### Goal
Turn the data lines into a Markdown table with the columns "Row" and "Data line", skipping any blank lines. Begin at the line that contains "windows-logo-icon bbox=[418, 284, 451, 311]" and stop after the line that contains "UI element localization: list".
==== Supplied material
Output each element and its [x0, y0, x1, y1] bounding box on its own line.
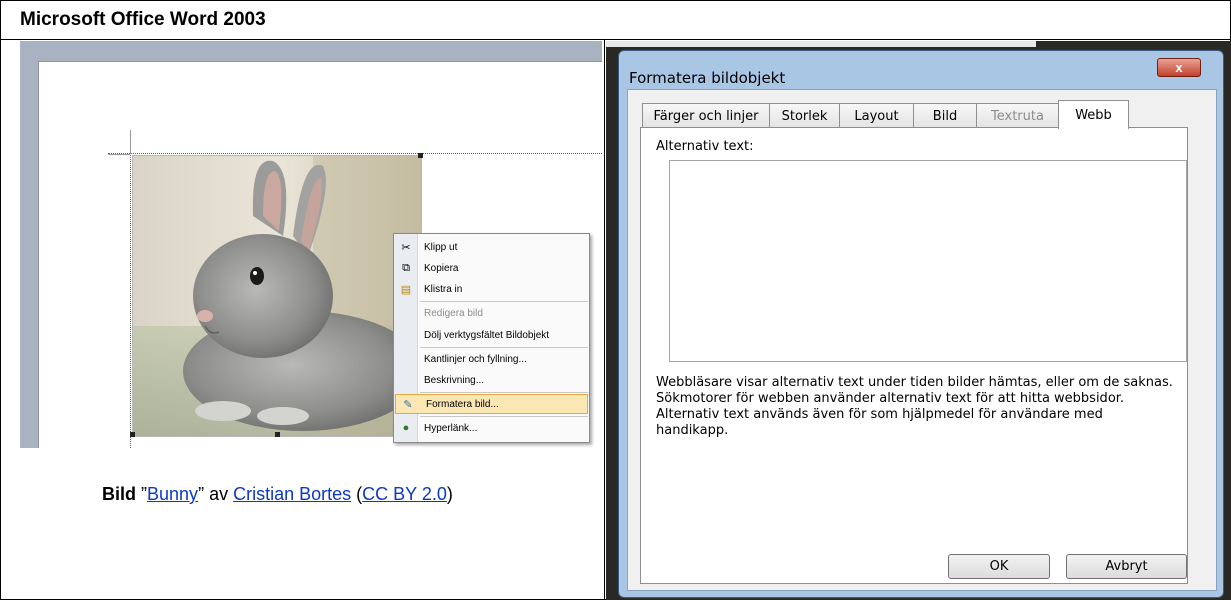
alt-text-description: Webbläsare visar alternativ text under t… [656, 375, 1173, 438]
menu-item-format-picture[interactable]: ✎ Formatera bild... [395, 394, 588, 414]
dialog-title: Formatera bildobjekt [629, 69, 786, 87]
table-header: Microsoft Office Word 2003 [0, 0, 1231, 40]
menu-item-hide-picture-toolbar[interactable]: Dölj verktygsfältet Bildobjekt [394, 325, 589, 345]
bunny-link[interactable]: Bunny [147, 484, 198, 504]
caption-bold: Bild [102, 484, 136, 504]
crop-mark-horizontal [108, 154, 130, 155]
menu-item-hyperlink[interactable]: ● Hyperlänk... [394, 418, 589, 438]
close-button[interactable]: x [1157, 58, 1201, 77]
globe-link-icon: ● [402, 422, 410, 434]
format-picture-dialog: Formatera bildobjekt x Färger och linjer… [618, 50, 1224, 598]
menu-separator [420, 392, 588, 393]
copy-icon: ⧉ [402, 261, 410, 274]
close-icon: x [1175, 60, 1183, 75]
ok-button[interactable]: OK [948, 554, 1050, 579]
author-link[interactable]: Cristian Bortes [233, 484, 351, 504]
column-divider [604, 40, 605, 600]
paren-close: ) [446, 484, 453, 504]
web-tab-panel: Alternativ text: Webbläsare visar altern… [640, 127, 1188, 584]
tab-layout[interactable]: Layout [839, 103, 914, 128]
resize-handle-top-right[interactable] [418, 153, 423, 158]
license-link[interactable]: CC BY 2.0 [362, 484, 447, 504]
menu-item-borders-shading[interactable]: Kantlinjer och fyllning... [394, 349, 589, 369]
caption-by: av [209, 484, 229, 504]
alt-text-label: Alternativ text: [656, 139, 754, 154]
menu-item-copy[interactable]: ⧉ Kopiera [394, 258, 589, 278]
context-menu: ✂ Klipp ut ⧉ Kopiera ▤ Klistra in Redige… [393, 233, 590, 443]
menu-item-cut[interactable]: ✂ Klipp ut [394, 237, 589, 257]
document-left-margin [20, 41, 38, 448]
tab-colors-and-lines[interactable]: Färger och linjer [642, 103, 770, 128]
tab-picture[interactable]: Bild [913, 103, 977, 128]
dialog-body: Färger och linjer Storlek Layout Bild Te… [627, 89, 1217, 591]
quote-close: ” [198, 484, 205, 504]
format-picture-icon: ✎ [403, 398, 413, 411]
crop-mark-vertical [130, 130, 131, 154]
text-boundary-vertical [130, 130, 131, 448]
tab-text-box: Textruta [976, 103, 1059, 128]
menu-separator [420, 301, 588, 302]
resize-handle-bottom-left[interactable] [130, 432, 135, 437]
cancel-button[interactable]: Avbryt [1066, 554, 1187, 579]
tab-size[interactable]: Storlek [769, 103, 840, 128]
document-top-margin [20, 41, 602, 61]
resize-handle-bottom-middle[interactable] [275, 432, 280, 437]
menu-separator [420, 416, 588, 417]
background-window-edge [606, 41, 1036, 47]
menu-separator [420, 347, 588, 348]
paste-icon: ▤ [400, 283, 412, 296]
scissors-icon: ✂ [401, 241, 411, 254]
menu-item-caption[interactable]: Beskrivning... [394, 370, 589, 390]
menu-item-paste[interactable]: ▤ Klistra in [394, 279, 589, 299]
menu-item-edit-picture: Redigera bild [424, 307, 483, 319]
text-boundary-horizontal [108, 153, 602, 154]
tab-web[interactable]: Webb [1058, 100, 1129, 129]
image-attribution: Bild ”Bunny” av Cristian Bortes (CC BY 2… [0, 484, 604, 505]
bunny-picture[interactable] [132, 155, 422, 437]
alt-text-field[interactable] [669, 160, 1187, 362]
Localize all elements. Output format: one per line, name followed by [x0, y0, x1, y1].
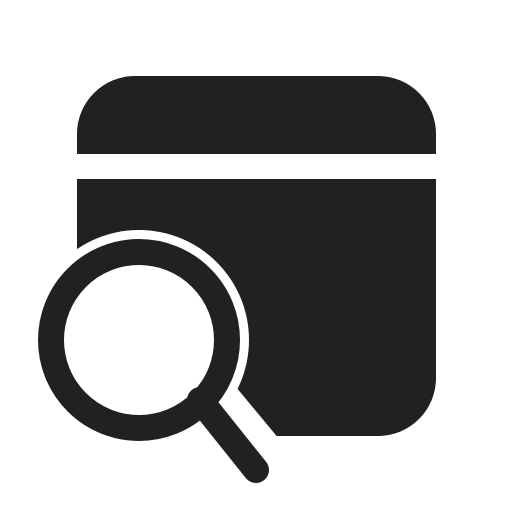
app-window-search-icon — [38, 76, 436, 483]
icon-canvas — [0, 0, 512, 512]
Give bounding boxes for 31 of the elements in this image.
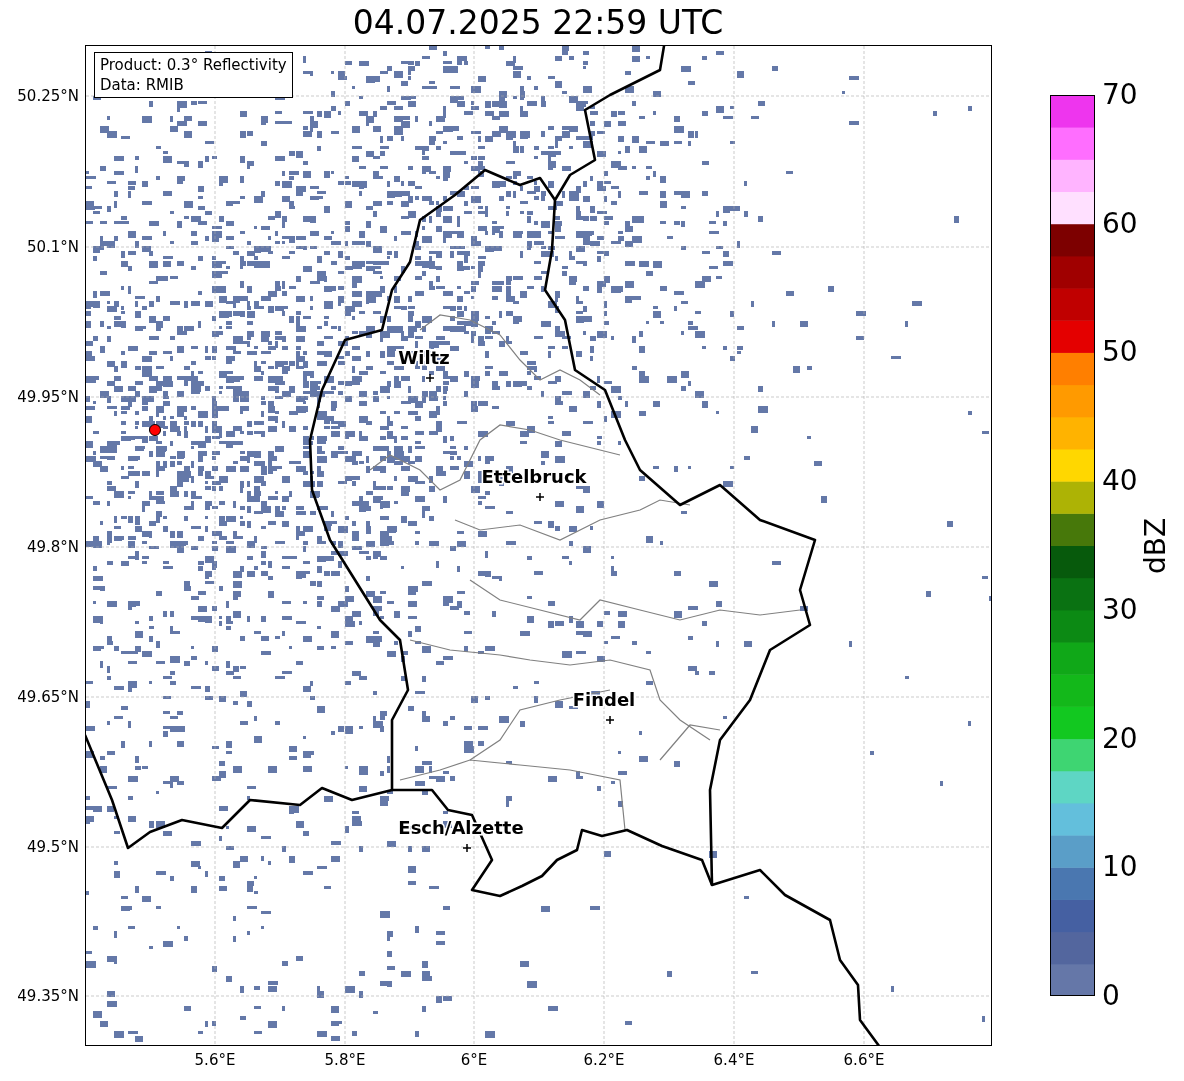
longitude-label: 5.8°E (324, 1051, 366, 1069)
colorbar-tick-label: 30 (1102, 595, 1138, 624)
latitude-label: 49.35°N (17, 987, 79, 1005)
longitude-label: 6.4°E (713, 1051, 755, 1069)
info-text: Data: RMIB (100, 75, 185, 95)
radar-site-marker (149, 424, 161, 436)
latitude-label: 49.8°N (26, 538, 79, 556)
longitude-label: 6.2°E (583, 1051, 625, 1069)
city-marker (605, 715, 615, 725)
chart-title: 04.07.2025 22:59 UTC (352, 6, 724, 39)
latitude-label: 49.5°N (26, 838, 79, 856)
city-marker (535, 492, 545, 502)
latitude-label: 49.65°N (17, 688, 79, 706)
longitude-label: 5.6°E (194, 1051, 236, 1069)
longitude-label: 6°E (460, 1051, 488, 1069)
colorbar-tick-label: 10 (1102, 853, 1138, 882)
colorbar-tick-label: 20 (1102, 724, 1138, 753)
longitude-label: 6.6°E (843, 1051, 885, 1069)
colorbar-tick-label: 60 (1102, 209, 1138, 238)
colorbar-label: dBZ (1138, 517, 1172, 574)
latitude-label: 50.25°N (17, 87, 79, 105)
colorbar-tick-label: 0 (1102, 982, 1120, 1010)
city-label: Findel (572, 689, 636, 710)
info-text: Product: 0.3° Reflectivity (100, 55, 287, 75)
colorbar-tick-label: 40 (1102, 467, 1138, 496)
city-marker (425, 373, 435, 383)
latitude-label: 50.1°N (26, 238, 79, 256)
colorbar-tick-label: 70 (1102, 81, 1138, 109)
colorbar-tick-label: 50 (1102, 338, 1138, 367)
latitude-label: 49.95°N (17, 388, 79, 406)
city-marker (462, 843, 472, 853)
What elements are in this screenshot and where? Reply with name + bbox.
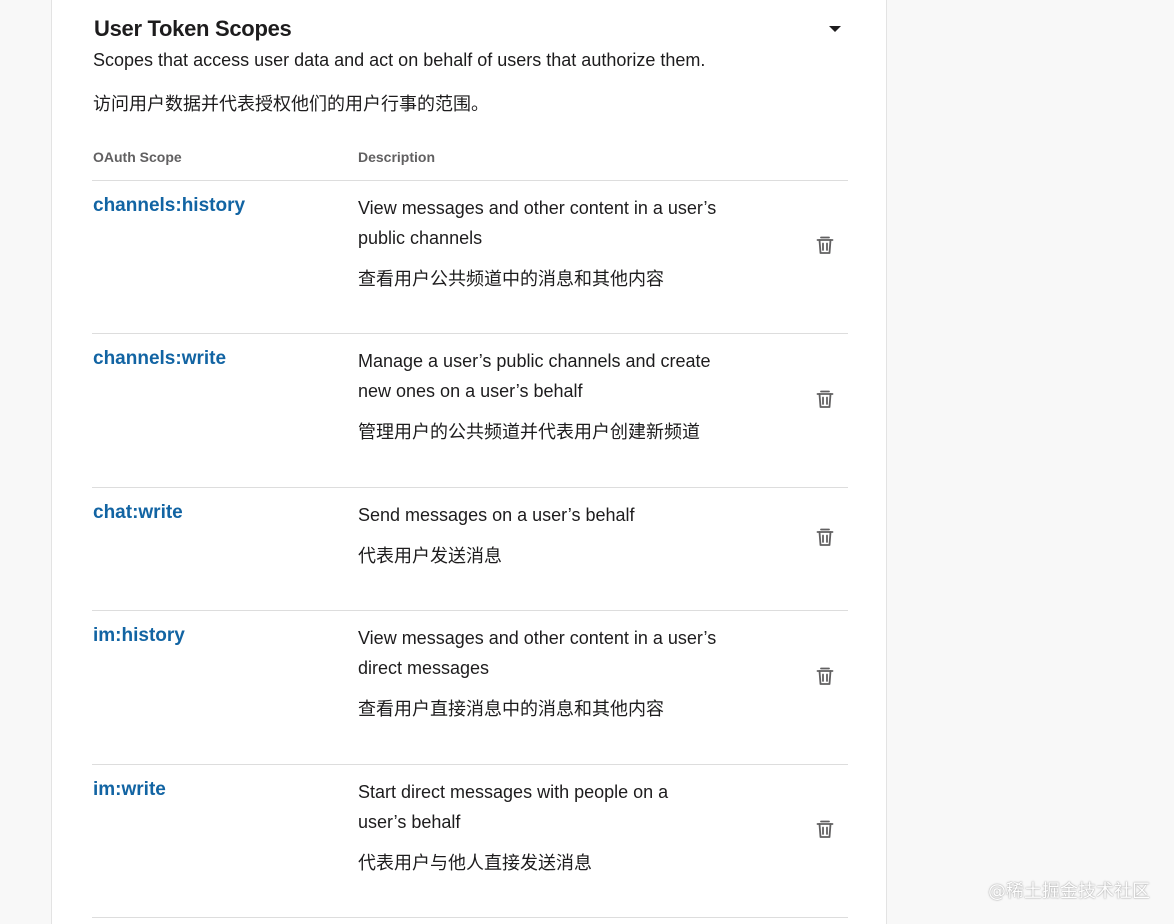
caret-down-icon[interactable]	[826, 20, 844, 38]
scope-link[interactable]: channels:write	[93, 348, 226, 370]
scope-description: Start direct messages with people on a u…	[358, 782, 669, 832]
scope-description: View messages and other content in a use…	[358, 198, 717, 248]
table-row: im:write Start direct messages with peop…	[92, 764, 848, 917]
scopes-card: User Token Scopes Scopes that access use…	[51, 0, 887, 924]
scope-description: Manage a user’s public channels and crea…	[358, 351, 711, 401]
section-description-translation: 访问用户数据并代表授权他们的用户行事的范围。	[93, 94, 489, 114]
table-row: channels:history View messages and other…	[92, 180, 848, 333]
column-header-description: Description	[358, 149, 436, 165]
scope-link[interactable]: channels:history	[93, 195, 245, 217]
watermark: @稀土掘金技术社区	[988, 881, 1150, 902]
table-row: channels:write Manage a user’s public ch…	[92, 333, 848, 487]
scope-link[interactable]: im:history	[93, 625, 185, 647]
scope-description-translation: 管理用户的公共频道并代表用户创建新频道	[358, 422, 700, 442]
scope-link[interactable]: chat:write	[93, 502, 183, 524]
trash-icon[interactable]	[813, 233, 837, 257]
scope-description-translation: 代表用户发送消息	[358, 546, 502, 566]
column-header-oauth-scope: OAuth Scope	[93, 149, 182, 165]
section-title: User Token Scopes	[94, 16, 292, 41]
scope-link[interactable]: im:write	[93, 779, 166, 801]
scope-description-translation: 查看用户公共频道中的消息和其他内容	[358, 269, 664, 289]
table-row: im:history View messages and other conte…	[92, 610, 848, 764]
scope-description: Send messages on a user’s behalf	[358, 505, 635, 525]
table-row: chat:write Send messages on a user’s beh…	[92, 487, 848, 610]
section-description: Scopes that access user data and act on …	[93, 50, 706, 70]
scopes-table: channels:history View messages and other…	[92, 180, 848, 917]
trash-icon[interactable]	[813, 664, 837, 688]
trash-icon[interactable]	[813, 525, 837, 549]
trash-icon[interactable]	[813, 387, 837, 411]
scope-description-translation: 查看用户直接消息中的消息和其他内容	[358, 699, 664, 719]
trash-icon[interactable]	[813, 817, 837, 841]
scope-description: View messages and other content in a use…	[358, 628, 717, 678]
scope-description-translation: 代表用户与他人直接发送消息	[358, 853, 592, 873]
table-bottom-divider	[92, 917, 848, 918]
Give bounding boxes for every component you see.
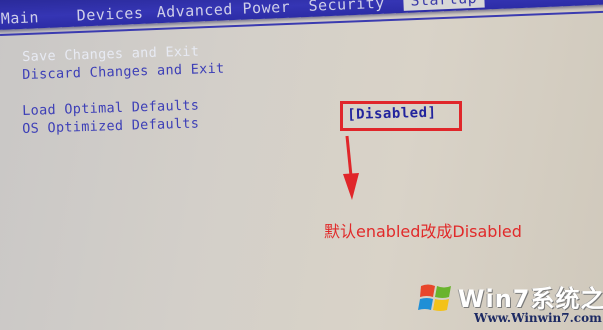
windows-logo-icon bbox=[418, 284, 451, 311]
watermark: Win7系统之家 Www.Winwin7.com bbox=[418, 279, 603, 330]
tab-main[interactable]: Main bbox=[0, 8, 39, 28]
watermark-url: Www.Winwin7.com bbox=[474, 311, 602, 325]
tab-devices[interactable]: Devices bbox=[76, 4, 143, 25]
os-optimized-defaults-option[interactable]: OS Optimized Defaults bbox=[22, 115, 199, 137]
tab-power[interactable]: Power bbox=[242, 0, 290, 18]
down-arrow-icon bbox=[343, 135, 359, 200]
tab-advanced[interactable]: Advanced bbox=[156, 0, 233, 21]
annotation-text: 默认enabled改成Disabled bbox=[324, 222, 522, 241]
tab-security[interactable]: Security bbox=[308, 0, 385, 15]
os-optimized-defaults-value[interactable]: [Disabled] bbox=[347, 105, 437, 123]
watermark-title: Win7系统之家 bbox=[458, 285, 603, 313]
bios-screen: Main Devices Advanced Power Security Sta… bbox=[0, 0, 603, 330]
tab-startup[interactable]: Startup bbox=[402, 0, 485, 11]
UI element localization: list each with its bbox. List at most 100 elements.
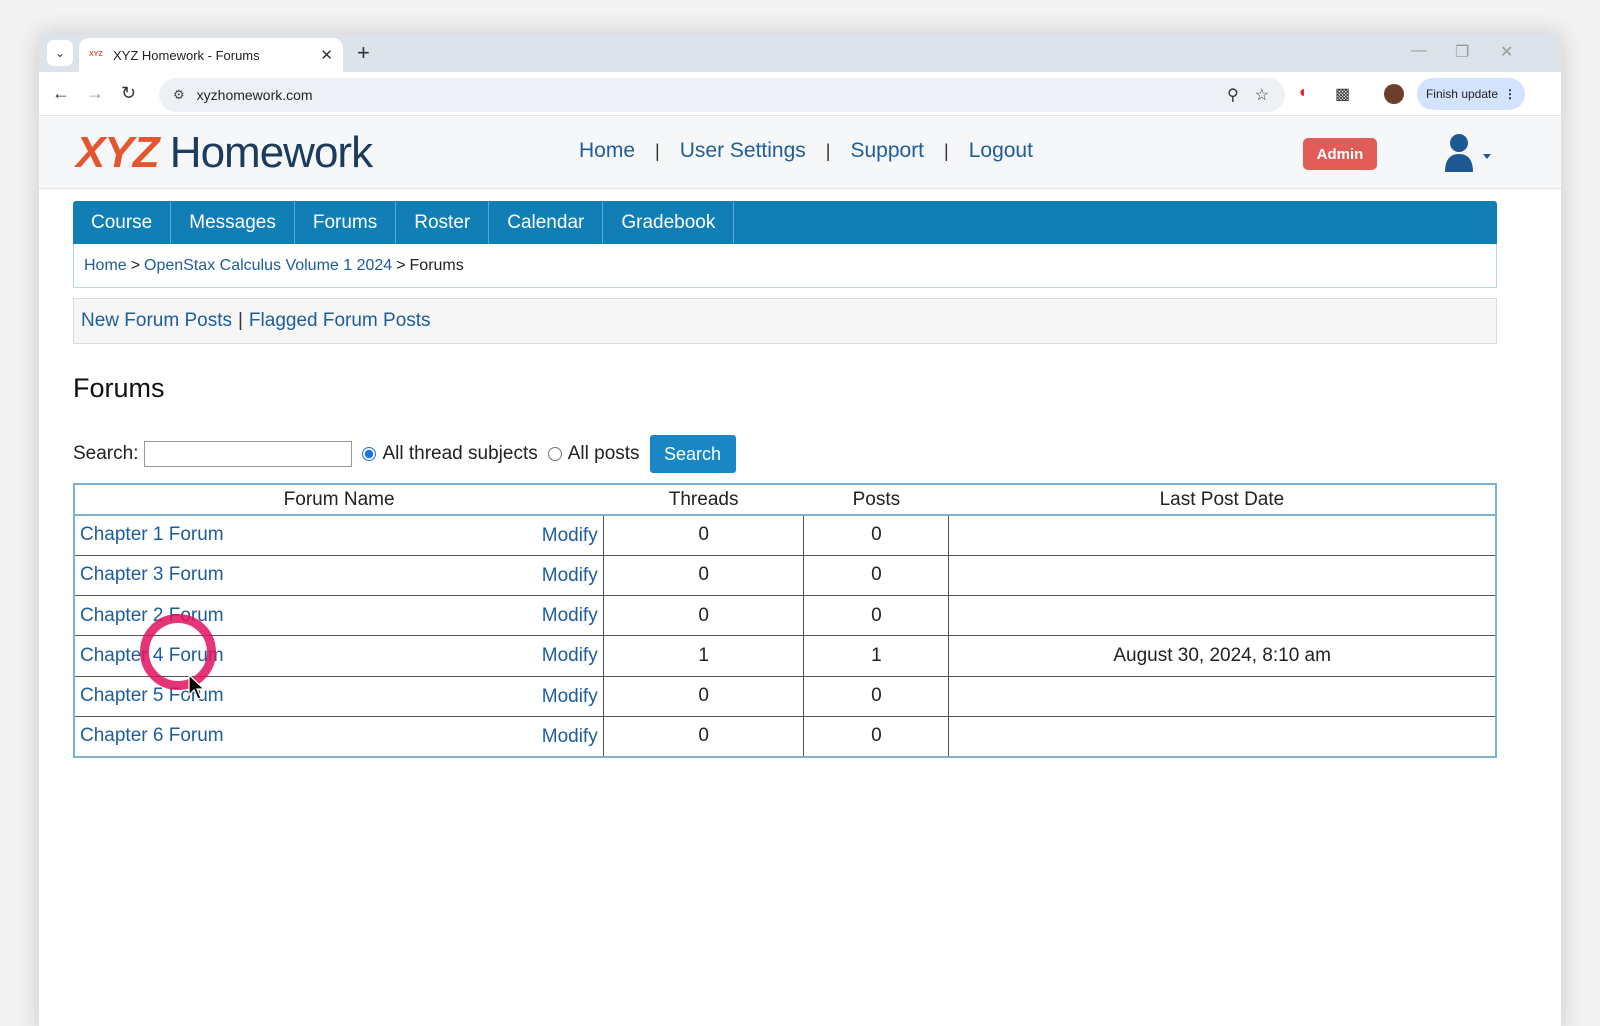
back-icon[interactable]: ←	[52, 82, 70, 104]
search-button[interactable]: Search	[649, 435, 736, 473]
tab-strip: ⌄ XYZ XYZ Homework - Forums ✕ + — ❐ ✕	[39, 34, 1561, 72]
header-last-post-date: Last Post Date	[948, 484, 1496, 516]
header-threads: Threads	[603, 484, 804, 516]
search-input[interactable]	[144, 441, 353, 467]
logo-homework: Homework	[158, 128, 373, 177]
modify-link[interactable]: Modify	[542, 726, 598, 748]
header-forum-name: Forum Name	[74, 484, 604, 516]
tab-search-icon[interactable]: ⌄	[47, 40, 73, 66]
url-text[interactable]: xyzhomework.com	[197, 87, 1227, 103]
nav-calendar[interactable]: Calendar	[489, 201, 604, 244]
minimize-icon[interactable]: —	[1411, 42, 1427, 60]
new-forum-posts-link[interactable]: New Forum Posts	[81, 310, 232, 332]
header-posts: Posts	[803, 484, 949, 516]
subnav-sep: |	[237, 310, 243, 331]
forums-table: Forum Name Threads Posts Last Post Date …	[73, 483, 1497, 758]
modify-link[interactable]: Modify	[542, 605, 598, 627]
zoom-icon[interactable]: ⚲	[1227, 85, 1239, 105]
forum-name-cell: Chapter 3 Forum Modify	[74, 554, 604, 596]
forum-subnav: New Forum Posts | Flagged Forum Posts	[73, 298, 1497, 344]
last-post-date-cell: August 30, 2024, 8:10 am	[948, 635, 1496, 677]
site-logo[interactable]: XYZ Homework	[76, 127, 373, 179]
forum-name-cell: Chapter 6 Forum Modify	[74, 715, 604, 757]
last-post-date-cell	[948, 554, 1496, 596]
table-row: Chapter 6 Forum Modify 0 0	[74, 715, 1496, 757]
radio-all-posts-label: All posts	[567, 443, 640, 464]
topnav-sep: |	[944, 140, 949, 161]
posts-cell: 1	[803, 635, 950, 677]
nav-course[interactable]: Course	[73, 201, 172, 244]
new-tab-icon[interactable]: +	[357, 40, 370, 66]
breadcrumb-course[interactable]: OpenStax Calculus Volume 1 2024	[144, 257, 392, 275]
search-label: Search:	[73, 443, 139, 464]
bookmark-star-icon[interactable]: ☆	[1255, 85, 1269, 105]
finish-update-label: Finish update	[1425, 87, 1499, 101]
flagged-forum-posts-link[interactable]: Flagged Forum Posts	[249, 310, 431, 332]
========
### Result below
| Row | Data line |
|---|---|
| 1 | windows-logo-icon bbox=[418, 284, 451, 311] |
| 2 | watermark: Win7系统之家 Www.Winwin7.com bbox=[418, 279, 603, 330] |
| 3 | tab-main[interactable]: Main bbox=[0, 8, 39, 28] |
| 4 | watermark-url: Www.Winwin7.com bbox=[474, 311, 602, 325] |
| 5 | tab-devices[interactable]: Devices bbox=[76, 4, 143, 25] |
| 6 | os-optimized-defaults-option[interactable]: OS Optimized Defaults bbox=[22, 115, 199, 137] |
| 7 | tab-power[interactable]: Power bbox=[242, 0, 290, 18] |
| 8 | down-arrow-icon bbox=[343, 135, 359, 200] |
| 9 | tab-advanced[interactable]: Advanced bbox=[156, 0, 233, 21] |
| 10 | annotation-text: 默认enabled改成Disabled bbox=[324, 222, 522, 241] |
| 11 | tab-security[interactable]: Security bbox=[308, 0, 385, 15] |
| 12 | os-optimized-defaults-value[interactable]: [Disabled] bbox=[347, 105, 437, 123] |
| 13 | watermark-title: Win7系统之家 bbox=[458, 285, 603, 313] |
| 14 | bios-screen: Main Devices Advanced Power Security Sta… bbox=[0, 0, 603, 330] |
| 15 | tab-startup[interactable]: Startup bbox=[402, 0, 485, 11] |
| 16 | UI element localization: list each with its bbox. List at most 100 elements. |